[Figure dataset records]
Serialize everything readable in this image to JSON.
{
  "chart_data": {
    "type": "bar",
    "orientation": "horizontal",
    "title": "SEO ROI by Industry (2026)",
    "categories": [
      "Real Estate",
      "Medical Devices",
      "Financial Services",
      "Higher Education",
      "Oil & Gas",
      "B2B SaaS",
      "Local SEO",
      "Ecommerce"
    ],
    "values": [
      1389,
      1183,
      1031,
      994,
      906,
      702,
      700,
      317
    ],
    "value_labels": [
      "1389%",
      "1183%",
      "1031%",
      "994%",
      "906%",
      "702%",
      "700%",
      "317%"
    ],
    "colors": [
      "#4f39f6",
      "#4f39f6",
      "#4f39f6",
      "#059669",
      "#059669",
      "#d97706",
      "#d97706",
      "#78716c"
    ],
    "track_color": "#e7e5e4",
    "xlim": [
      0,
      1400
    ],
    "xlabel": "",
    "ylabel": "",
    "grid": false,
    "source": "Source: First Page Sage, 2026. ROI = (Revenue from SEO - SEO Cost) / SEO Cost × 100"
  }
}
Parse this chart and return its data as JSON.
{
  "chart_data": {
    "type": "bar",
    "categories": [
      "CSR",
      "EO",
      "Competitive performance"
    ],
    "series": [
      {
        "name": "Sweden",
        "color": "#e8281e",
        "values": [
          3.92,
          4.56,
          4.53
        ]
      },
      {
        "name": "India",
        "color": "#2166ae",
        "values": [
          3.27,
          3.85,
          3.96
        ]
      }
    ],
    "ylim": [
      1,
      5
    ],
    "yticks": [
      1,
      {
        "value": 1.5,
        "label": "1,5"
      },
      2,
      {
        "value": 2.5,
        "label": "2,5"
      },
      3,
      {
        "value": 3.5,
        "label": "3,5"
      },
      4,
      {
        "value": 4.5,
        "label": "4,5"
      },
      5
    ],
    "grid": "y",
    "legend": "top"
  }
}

▶ _Goal of the exercise_
Output all of the material exactly as written.

▶ _Finished exercise_
Serialize everything readable in this image to JSON.
{
  "chart_data": {
    "type": "bar",
    "orientation": "horizontal",
    "title": "SEO ROI by Industry (2026)",
    "categories": [
      "Real Estate",
      "Medical Devices",
      "Financial Services",
      "Higher Education",
      "Oil & Gas",
      "B2B SaaS",
      "Local SEO",
      "Ecommerce"
    ],
    "values": [
      1389,
      1183,
      1031,
      994,
      906,
      702,
      700,
      317
    ],
    "value_labels": [
      "1389%",
      "1183%",
      "1031%",
      "994%",
      "906%",
      "702%",
      "700%",
      "317%"
    ],
    "colors": [
      "#4f39f6",
      "#4f39f6",
      "#4f39f6",
      "#059669",
      "#059669",
      "#d97706",
      "#d97706",
      "#78716c"
    ],
    "track_color": "#e7e5e4",
    "xlim": [
      0,
      1400
    ],
    "xlabel": "",
    "ylabel": "",
    "grid": false,
    "source": "Source: First Page Sage, 2026. ROI = (Revenue from SEO - SEO Cost) / SEO Cost × 100"
  }
}
Parse this chart and return its data as JSON.
{
  "chart_data": {
    "type": "bar",
    "categories": [
      "CSR",
      "EO",
      "Competitive performance"
    ],
    "series": [
      {
        "name": "Sweden",
        "color": "#e8281e",
        "values": [
          3.92,
          4.56,
          4.53
        ]
      },
      {
        "name": "India",
        "color": "#2166ae",
        "values": [
          3.27,
          3.85,
          3.96
        ]
      }
    ],
    "ylim": [
      1,
      5
    ],
    "yticks": [
      1,
      {
        "value": 1.5,
        "label": "1,5"
      },
      2,
      {
        "value": 2.5,
        "label": "2,5"
      },
      3,
      {
        "value": 3.5,
        "label": "3,5"
      },
      4,
      {
        "value": 4.5,
        "label": "4,5"
      },
      5
    ],
    "grid": "y",
    "legend": "top"
  }
}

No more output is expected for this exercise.